**TASK OBJECTIVE:** Using the material that follows, identify and copy each line with the string "cycle".

## start SUPPLIED RECORDS

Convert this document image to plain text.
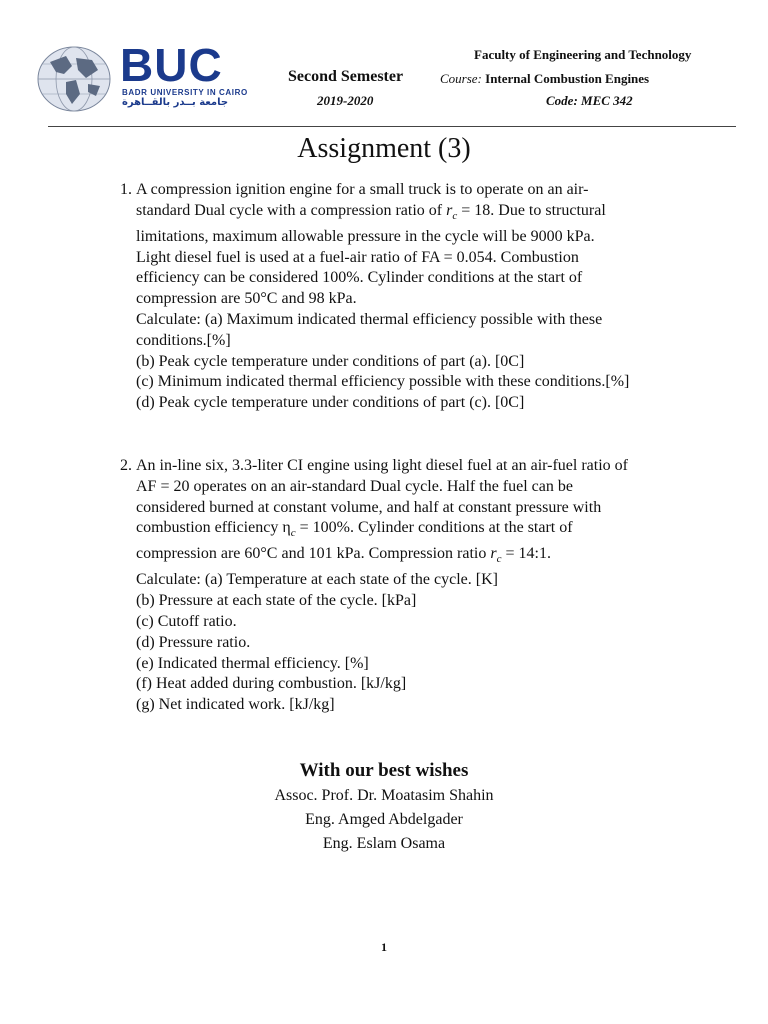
BUC
BADR UNIVERSITY IN CAIRO
جامعة بــدر بالقــاهرة
Second Semester
2019-2020
Faculty of Engineering and Technology
Course: Internal Combustion Engines
Code: MEC 342
Assignment (3)
1. A compression ignition engine for a small truck is to operate on an air-
standard Dual cycle with a compression ratio of $r_c = 18$. Due to structural
limitations, maximum allowable pressure in the cycle will be 9000 kPa.
Light diesel fuel is used at a fuel-air ratio of FA = 0.054. Combustion
efficiency can be considered 100%. Cylinder conditions at the start of
compression are 50°C and 98 kPa.
Calculate: (a) Maximum indicated thermal efficiency possible with these
conditions.[%]
(b) Peak cycle temperature under conditions of part (a). [0C]
(c) Minimum indicated thermal efficiency possible with these conditions.[%]
(d) Peak cycle temperature under conditions of part (c). [0C]
2. An in-line six, 3.3-liter CI engine using light diesel fuel at an air-fuel ratio of
AF = 20 operates on an air-standard Dual cycle. Half the fuel can be
considered burned at constant volume, and half at constant pressure with
combustion efficiency $\eta_c = 100\%$. Cylinder conditions at the start of
compression are 60°C and 101 kPa. Compression ratio $r_c$ = 14:1.
Calculate: (a) Temperature at each state of the cycle. [K]
(b) Pressure at each state of the cycle. [kPa]
(c) Cutoff ratio.
(d) Pressure ratio.
(e) Indicated thermal efficiency. [%]
(f) Heat added during combustion. [kJ/kg]
(g) Net indicated work. [kJ/kg]
With our best wishes
Assoc. Prof. Dr. Moatasim Shahin
Eng. Amged Abdelgader
Eng. Eslam Osama
1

## end SUPPLIED RECORDS

**OUTPUT:**
standard Dual cycle with a compression ratio of $r_c = 18$. Due to structural
limitations, maximum allowable pressure in the cycle will be 9000 kPa.
(b) Peak cycle temperature under conditions of part (a). [0C]
(d) Peak cycle temperature under conditions of part (c). [0C]
AF = 20 operates on an air-standard Dual cycle. Half the fuel can be
Calculate: (a) Temperature at each state of the cycle. [K]
(b) Pressure at each state of the cycle. [kPa]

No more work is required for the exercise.